**Stated exercise**
Lay out every line of the records below as a JSON list of strings, one string per line, leaving out any blank lines.

**** Excerpted data ****

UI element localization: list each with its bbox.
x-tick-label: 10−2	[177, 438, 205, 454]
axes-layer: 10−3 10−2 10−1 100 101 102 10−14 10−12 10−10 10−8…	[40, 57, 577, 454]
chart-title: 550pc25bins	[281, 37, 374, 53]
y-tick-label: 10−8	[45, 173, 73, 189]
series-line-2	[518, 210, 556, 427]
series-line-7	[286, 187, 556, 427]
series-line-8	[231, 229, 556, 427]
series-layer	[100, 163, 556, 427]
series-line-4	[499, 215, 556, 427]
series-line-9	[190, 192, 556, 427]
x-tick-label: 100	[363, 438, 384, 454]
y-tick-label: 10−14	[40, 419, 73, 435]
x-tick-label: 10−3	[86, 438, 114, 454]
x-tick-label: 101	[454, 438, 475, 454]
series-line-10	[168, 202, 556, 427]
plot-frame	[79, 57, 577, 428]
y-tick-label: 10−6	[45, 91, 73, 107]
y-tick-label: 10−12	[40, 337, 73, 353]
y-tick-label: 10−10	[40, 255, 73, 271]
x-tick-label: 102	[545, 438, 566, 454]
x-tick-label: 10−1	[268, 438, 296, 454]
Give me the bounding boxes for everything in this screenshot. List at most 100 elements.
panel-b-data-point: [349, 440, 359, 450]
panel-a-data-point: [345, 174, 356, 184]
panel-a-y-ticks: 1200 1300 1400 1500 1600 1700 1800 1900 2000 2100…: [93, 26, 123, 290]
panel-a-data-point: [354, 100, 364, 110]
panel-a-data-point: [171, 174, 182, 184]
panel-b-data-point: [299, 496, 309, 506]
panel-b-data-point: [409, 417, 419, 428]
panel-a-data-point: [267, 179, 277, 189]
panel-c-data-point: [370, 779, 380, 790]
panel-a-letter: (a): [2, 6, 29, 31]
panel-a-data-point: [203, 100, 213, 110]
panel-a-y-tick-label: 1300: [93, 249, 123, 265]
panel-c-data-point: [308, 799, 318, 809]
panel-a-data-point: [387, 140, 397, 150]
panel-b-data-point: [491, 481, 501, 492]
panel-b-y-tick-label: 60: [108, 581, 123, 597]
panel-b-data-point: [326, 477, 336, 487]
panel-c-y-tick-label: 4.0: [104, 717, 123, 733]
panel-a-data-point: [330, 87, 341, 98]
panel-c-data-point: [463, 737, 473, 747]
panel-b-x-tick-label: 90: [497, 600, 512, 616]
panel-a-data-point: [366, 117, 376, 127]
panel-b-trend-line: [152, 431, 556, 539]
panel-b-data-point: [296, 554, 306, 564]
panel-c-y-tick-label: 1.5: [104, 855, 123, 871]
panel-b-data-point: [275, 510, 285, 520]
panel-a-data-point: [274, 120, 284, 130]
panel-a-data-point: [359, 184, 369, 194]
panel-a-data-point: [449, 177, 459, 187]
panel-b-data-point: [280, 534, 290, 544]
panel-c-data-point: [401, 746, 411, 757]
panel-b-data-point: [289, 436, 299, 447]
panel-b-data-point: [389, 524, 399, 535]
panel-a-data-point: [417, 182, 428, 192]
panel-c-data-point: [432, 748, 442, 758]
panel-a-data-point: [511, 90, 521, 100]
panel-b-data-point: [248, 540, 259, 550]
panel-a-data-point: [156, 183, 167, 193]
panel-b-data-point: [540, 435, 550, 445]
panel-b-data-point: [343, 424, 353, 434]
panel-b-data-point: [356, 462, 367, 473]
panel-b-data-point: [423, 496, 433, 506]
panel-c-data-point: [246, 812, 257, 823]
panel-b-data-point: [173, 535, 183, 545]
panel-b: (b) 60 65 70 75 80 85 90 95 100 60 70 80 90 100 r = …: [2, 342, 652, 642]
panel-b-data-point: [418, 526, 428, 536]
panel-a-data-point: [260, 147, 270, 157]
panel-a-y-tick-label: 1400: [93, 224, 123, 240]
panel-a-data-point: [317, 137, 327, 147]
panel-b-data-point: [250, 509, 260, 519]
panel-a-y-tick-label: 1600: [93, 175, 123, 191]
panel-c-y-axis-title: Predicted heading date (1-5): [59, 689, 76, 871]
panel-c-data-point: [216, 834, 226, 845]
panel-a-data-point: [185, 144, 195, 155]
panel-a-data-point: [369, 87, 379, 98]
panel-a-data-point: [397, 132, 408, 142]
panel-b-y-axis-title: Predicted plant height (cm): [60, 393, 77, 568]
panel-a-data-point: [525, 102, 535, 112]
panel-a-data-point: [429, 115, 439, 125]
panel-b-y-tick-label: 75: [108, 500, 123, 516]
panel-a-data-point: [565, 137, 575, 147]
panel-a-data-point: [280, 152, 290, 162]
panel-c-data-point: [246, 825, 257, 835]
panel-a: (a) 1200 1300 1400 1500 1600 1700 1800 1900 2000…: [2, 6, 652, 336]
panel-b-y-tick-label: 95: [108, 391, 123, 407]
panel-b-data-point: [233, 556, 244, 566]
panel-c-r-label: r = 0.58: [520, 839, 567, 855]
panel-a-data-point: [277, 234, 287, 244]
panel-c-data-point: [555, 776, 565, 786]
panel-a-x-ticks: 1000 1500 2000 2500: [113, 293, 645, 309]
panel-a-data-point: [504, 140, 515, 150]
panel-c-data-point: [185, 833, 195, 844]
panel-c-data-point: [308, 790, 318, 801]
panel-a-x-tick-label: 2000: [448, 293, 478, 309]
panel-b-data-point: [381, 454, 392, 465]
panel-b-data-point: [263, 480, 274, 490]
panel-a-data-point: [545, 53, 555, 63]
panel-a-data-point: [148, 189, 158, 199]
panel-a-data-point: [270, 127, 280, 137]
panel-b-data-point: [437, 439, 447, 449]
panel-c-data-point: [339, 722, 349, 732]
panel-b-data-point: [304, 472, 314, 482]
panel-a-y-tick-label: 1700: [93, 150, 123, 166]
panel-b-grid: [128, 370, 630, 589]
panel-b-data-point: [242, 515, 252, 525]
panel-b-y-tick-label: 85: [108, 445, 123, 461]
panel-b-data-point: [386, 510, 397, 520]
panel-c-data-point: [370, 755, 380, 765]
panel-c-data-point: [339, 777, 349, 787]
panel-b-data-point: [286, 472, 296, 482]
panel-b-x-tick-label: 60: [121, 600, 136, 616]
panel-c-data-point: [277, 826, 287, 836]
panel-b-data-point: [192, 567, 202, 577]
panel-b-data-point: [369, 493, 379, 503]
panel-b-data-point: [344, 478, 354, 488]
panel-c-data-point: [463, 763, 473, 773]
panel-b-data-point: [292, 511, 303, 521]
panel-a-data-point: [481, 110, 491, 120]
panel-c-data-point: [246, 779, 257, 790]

****

**The solution**
[
  "UI element localization: list each with its bbox.",
  "x-tick-label: 10−2\t[177, 438, 205, 454]",
  "axes-layer: 10−3 10−2 10−1 100 101 102 10−14 10−12 10−10 10−8…\t[40, 57, 577, 454]",
  "chart-title: 550pc25bins\t[281, 37, 374, 53]",
  "y-tick-label: 10−8\t[45, 173, 73, 189]",
  "series-line-2\t[518, 210, 556, 427]",
  "series-line-7\t[286, 187, 556, 427]",
  "series-line-8\t[231, 229, 556, 427]",
  "series-layer\t[100, 163, 556, 427]",
  "series-line-4\t[499, 215, 556, 427]",
  "series-line-9\t[190, 192, 556, 427]",
  "x-tick-label: 100\t[363, 438, 384, 454]",
  "y-tick-label: 10−14\t[40, 419, 73, 435]",
  "x-tick-label: 10−3\t[86, 438, 114, 454]",
  "x-tick-label: 101\t[454, 438, 475, 454]",
  "series-line-10\t[168, 202, 556, 427]",
  "plot-frame\t[79, 57, 577, 428]",
  "y-tick-label: 10−6\t[45, 91, 73, 107]",
  "y-tick-label: 10−12\t[40, 337, 73, 353]",
  "y-tick-label: 10−10\t[40, 255, 73, 271]",
  "x-tick-label: 102\t[545, 438, 566, 454]",
  "x-tick-label: 10−1\t[268, 438, 296, 454]",
  "Give me the bounding boxes for everything in this screenshot. List at most 100 elements.",
  "panel-b-data-point: [349, 440, 359, 450]",
  "panel-a-data-point: [345, 174, 356, 184]",
  "panel-a-y-ticks: 1200 1300 1400 1500 1600 1700 1800 1900 2000 2100…: [93, 26, 123, 290]",
  "panel-a-data-point: [354, 100, 364, 110]",
  "panel-a-data-point: [171, 174, 182, 184]",
  "panel-b-data-point: [299, 496, 309, 506]",
  "panel-b-data-point: [409, 417, 419, 428]",
  "panel-a-data-point: [267, 179, 277, 189]",
  "panel-c-data-point: [370, 779, 380, 790]",
  "panel-a-letter: (a): [2, 6, 29, 31]",
  "panel-a-data-point: [203, 100, 213, 110]",
  "panel-a-y-tick-label: 1300: [93, 249, 123, 265]",
  "panel-c-data-point: [308, 799, 318, 809]",
  "panel-a-data-point: [387, 140, 397, 150]",
  "panel-b-data-point: [491, 481, 501, 492]",
  "panel-b-y-tick-label: 60: [108, 581, 123, 597]",
  "panel-b-data-point: [326, 477, 336, 487]",
  "panel-c-y-tick-label: 4.0: [104, 717, 123, 733]",
  "panel-a-data-point: [330, 87, 341, 98]",
  "panel-c-data-point: [463, 737, 473, 747]",
  "panel-b-x-tick-label: 90: [497, 600, 512, 616]",
  "panel-a-data-point: [366, 117, 376, 127]",
  "panel-b-trend-line: [152, 431, 556, 539]",
  "panel-b-data-point: [296, 554, 306, 564]",
  "panel-c-y-tick-label: 1.5: [104, 855, 123, 871]",
  "panel-b-data-point: [275, 510, 285, 520]",
  "panel-a-data-point: [274, 120, 284, 130]",
  "panel-a-data-point: [359, 184, 369, 194]",
  "panel-a-data-point: [449, 177, 459, 187]",
  "panel-b-data-point: [280, 534, 290, 544]",
  "panel-c-data-point: [401, 746, 411, 757]",
  "panel-b-data-point: [289, 436, 299, 447]",
  "panel-b-data-point: [389, 524, 399, 535]",
  "panel-a-data-point: [417, 182, 428, 192]",
  "panel-c-data-point: [432, 748, 442, 758]",
  "panel-a-data-point: [511, 90, 521, 100]",
  "panel-b-data-point: [248, 540, 259, 550]",
  "panel-a-data-point: [156, 183, 167, 193]",
  "panel-b-data-point: [540, 435, 550, 445]",
  "panel-b-data-point: [343, 424, 353, 434]",
  "panel-b-data-point: [356, 462, 367, 473]",
  "panel-b-data-point: [423, 496, 433, 506]",
  "panel-c-data-point: [246, 812, 257, 823]",
  "panel-b-data-point: [173, 535, 183, 545]",
  "panel-b: (b) 60 65 70 75 80 85 90 95 100 60 70 80 90 100 r = …: [2, 342, 652, 642]",
  "panel-b-data-point: [418, 526, 428, 536]",
  "panel-a-data-point: [260, 147, 270, 157]",
  "panel-a-y-tick-label: 1400: [93, 224, 123, 240]",
  "panel-a-data-point: [317, 137, 327, 147]",
  "panel-b-data-point: [250, 509, 260, 519]",
  "panel-a-y-tick-label: 1600: [93, 175, 123, 191]",
  "panel-c-y-axis-title: Predicted heading date (1-5): [59, 689, 76, 871]",
  "panel-c-data-point: [216, 834, 226, 845]",
  "panel-a-data-point: [185, 144, 195, 155]",
  "panel-a-data-point: [369, 87, 379, 98]",
  "panel-a-data-point: [397, 132, 408, 142]",
  "panel-b-y-axis-title: Predicted plant height (cm): [60, 393, 77, 568]",
  "panel-a-data-point: [525, 102, 535, 112]",
  "panel-a-data-point: [429, 115, 439, 125]",
  "panel-b-y-tick-label: 75: [108, 500, 123, 516]",
  "panel-a-data-point: [565, 137, 575, 147]",
  "panel-a-data-point: [280, 152, 290, 162]",
  "panel-c-data-point: [246, 825, 257, 835]",
  "panel-a: (a) 1200 1300 1400 1500 1600 1700 1800 1900 2000…: [2, 6, 652, 336]",
  "panel-b-y-tick-label: 95: [108, 391, 123, 407]",
  "panel-b-data-point: [233, 556, 244, 566]",
  "panel-c-r-label: r = 0.58: [520, 839, 567, 855]",
  "panel-a-data-point: [277, 234, 287, 244]",
  "panel-c-data-point: [555, 776, 565, 786]",
  "panel-a-x-ticks: 1000 1500 2000 2500: [113, 293, 645, 309]",
  "panel-a-data-point: [504, 140, 515, 150]",
  "panel-c-data-point: [185, 833, 195, 844]",
  "panel-c-data-point: [308, 790, 318, 801]",
  "panel-a-x-tick-label: 2000: [448, 293, 478, 309]",
  "panel-b-data-point: [381, 454, 392, 465]",
  "panel-b-data-point: [263, 480, 274, 490]",
  "panel-a-data-point: [545, 53, 555, 63]",
  "panel-a-data-point: [148, 189, 158, 199]",
  "panel-a-data-point: [270, 127, 280, 137]",
  "panel-b-data-point: [437, 439, 447, 449]",
  "panel-c-data-point: [339, 722, 349, 732]",
  "panel-b-data-point: [304, 472, 314, 482]",
  "panel-a-y-tick-label: 1700: [93, 150, 123, 166]",
  "panel-b-grid: [128, 370, 630, 589]",
  "panel-b-data-point: [242, 515, 252, 525]",
  "panel-b-y-tick-label: 85: [108, 445, 123, 461]",
  "panel-b-data-point: [386, 510, 397, 520]",
  "panel-c-data-point: [370, 755, 380, 765]",
  "panel-c-data-point: [339, 777, 349, 787]",
  "panel-b-data-point: [286, 472, 296, 482]",
  "panel-b-x-tick-label: 60: [121, 600, 136, 616]",
  "panel-c-data-point: [277, 826, 287, 836]",
  "panel-b-data-point: [192, 567, 202, 577]",
  "panel-b-data-point: [369, 493, 379, 503]",
  "panel-b-data-point: [344, 478, 354, 488]",
  "panel-c-data-point: [463, 763, 473, 773]",
  "panel-b-data-point: [292, 511, 303, 521]",
  "panel-a-data-point: [481, 110, 491, 120]",
  "panel-c-data-point: [246, 779, 257, 790]"
]